Find the lines with the string "data" and return them.

Start of Supplied entries

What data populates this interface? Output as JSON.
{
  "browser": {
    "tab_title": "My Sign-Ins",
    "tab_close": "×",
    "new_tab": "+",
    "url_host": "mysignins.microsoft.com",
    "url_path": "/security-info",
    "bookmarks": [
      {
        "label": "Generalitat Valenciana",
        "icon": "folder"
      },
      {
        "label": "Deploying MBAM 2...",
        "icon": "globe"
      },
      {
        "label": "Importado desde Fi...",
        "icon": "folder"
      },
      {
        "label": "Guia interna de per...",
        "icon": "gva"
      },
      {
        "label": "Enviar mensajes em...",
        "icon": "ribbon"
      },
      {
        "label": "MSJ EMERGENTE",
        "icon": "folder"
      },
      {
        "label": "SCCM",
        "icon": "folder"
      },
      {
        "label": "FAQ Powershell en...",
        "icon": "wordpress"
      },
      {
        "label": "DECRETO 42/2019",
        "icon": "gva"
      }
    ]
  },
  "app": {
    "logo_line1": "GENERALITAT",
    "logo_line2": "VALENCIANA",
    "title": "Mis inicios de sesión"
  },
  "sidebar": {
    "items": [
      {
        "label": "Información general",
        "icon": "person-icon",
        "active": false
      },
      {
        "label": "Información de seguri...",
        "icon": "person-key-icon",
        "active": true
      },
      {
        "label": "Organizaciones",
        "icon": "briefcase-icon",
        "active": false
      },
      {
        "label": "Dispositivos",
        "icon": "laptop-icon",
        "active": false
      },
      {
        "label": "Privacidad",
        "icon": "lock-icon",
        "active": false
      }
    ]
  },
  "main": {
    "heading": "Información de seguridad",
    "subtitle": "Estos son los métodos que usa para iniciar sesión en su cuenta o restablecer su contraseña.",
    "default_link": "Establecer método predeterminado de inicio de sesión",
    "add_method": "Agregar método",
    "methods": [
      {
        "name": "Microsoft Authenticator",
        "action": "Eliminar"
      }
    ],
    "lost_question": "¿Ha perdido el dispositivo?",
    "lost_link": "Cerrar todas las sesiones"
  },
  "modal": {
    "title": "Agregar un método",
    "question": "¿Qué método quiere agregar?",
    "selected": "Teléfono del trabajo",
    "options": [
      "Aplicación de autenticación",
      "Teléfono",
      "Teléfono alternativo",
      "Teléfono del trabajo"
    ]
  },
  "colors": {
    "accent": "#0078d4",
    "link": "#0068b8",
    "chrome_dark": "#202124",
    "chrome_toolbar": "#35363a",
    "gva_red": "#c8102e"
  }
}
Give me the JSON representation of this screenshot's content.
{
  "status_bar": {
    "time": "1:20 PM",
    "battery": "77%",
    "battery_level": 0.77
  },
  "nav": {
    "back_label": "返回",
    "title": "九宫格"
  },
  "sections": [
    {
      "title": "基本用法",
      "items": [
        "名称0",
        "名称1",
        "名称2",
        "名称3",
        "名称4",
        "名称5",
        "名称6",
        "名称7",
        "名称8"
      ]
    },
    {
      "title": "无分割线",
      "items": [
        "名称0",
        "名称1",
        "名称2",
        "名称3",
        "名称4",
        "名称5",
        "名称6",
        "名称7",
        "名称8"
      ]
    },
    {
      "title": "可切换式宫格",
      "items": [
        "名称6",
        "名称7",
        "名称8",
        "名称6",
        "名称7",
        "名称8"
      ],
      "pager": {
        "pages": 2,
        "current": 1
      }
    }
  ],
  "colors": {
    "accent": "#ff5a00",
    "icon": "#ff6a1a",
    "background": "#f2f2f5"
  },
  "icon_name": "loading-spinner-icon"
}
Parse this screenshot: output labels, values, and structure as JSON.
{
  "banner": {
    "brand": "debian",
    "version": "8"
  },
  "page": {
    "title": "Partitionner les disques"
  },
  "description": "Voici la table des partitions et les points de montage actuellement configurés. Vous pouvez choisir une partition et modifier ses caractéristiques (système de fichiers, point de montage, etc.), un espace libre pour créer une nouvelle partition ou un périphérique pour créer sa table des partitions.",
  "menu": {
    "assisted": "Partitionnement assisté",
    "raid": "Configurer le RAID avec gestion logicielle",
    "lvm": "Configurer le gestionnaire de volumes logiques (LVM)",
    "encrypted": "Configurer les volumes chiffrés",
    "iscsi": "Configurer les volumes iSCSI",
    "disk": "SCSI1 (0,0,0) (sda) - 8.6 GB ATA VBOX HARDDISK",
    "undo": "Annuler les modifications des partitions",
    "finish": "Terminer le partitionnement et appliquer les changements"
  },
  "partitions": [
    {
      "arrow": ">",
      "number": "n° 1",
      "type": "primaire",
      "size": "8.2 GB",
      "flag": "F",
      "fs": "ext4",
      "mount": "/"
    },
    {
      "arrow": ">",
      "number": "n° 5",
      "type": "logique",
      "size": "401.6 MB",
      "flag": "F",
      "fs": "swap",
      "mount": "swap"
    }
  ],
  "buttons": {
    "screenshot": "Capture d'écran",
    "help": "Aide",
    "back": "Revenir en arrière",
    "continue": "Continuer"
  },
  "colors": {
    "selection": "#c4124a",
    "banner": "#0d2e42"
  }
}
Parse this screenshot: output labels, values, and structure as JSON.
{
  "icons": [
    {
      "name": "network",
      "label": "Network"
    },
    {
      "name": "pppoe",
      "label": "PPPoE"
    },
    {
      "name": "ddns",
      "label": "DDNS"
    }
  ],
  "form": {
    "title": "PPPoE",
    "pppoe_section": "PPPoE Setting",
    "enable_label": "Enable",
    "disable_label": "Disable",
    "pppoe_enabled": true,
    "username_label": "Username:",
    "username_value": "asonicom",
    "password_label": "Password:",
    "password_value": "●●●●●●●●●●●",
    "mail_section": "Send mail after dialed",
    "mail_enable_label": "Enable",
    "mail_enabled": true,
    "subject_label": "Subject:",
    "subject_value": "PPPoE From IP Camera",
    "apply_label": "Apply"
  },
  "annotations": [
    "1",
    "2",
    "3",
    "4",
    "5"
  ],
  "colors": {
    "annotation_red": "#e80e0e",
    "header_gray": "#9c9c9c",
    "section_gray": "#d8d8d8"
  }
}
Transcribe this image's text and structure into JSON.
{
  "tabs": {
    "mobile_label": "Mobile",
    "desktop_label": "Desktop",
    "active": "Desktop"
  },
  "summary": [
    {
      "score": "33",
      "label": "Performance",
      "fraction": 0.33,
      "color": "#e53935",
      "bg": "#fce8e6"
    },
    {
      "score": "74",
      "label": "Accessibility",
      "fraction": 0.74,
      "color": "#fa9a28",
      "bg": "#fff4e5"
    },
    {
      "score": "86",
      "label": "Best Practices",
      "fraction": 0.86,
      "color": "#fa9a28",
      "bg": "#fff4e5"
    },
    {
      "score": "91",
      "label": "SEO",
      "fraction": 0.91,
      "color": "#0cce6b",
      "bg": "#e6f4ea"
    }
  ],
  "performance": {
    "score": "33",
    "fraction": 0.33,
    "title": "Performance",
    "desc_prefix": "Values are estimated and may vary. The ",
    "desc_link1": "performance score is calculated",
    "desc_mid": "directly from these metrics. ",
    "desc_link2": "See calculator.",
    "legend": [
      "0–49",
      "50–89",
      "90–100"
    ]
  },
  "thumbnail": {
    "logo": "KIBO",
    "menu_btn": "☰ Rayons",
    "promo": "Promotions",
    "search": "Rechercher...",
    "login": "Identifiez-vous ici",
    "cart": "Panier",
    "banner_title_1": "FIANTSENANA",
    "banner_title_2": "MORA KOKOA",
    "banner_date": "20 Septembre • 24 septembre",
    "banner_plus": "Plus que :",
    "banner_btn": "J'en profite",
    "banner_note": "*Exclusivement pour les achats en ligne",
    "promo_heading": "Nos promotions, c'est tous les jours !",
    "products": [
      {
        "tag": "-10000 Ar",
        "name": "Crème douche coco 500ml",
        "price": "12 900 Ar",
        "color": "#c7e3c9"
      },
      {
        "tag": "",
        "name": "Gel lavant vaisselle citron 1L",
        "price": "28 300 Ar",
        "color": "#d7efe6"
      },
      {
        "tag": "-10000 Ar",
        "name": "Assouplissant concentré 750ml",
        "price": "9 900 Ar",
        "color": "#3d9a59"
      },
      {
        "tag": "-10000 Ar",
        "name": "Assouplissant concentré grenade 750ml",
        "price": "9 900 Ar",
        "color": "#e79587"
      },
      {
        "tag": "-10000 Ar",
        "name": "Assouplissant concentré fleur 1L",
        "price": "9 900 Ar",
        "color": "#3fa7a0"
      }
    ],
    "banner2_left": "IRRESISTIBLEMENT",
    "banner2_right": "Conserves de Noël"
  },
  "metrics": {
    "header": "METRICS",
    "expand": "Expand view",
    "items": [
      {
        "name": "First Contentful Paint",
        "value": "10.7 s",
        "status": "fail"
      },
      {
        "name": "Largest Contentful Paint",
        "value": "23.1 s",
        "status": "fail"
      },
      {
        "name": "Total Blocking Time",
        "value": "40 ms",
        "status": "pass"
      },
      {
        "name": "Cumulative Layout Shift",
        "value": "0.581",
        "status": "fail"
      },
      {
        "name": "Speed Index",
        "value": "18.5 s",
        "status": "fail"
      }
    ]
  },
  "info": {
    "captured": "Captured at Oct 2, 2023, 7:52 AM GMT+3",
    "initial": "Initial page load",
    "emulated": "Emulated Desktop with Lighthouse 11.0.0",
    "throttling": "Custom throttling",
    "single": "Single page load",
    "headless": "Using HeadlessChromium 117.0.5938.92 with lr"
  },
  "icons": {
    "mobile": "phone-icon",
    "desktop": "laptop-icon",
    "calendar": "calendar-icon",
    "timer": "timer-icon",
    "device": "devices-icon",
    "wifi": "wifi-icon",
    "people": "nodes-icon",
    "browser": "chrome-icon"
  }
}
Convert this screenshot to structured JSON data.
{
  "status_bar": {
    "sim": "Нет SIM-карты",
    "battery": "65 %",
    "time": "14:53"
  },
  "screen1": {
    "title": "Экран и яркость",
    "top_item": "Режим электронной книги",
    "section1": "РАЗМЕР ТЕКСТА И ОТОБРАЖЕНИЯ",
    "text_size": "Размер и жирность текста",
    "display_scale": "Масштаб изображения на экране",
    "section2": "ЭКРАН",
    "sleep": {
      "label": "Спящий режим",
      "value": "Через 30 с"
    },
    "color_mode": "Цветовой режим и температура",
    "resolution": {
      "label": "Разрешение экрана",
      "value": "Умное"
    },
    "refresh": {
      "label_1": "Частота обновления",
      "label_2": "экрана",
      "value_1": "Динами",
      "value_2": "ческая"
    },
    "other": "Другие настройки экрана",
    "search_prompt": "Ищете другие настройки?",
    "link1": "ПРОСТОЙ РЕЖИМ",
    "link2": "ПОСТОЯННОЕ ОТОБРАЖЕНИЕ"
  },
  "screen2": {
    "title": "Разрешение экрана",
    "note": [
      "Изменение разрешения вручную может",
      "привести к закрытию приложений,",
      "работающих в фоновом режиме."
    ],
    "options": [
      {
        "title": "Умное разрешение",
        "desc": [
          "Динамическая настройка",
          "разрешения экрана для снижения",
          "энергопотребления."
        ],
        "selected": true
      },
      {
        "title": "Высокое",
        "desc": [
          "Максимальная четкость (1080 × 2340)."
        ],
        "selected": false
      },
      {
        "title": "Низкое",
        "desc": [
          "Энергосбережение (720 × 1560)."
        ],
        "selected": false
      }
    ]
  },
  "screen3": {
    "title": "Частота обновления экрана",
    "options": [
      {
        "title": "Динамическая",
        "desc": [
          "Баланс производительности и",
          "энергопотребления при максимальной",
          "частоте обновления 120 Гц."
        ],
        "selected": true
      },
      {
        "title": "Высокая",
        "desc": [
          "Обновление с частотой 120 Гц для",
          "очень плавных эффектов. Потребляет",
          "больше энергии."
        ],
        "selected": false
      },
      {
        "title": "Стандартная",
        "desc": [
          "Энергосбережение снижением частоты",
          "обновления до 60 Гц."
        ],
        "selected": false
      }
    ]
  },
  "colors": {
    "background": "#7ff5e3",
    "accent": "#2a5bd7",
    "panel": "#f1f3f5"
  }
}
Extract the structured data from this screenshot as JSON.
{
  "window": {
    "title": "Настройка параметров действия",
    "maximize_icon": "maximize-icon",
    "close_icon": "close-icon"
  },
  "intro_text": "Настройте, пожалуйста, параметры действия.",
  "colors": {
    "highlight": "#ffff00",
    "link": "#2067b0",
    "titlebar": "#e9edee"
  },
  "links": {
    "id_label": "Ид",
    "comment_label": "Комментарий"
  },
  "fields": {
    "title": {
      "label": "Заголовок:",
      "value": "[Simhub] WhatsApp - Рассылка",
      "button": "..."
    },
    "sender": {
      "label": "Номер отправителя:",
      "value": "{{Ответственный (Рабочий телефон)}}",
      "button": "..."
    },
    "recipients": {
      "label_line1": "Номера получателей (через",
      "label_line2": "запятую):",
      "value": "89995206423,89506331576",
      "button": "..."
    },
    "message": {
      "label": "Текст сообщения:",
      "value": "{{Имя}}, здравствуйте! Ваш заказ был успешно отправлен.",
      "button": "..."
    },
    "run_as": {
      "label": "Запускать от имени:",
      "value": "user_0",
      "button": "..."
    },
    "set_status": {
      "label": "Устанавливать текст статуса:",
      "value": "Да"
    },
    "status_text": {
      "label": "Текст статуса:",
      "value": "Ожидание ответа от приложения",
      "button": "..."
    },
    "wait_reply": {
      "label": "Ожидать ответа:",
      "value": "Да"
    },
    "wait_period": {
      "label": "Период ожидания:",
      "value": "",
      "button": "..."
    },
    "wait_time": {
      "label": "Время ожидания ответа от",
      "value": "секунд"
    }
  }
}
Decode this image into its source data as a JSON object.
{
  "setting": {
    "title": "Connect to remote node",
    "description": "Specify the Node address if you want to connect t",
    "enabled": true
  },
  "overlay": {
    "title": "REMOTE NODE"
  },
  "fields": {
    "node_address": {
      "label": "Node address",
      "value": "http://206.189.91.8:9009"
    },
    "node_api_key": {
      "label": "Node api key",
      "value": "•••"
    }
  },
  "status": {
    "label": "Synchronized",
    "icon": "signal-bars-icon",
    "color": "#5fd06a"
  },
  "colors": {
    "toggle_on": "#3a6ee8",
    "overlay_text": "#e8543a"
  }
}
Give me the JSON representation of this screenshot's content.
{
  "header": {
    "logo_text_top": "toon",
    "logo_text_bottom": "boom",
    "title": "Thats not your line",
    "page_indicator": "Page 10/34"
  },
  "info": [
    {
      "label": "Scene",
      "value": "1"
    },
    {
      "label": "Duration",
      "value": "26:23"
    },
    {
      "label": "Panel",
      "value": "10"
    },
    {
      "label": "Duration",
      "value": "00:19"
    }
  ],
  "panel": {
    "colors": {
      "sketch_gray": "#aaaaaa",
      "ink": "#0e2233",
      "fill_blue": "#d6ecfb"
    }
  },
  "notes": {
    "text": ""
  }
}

End of Supplied entries

Finished answer
What data populates this interface? Output as JSON.
Convert this screenshot to structured JSON data.
Extract the structured data from this screenshot as JSON.
Decode this image into its source data as a JSON object.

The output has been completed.